TASK DESCRIPTION:
Write out the material exactly, leaving every picture behind.

------

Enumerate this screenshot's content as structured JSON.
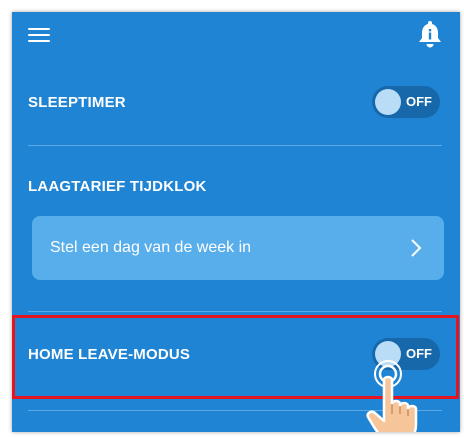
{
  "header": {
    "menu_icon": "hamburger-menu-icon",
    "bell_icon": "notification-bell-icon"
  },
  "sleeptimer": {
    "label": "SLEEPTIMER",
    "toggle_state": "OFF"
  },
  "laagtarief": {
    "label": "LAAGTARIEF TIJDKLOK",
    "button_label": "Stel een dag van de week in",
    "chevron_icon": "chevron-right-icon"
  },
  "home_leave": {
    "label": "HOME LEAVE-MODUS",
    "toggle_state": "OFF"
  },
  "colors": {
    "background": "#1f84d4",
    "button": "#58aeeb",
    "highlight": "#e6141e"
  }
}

------

ANSWER FOR THE TASK:
Enumerate this screenshot's content as structured JSON.
{
  "header": {
    "menu_icon": "hamburger-menu-icon",
    "bell_icon": "notification-bell-icon"
  },
  "sleeptimer": {
    "label": "SLEEPTIMER",
    "toggle_state": "OFF"
  },
  "laagtarief": {
    "label": "LAAGTARIEF TIJDKLOK",
    "button_label": "Stel een dag van de week in",
    "chevron_icon": "chevron-right-icon"
  },
  "home_leave": {
    "label": "HOME LEAVE-MODUS",
    "toggle_state": "OFF"
  },
  "colors": {
    "background": "#1f84d4",
    "button": "#58aeeb",
    "highlight": "#e6141e"
  }
}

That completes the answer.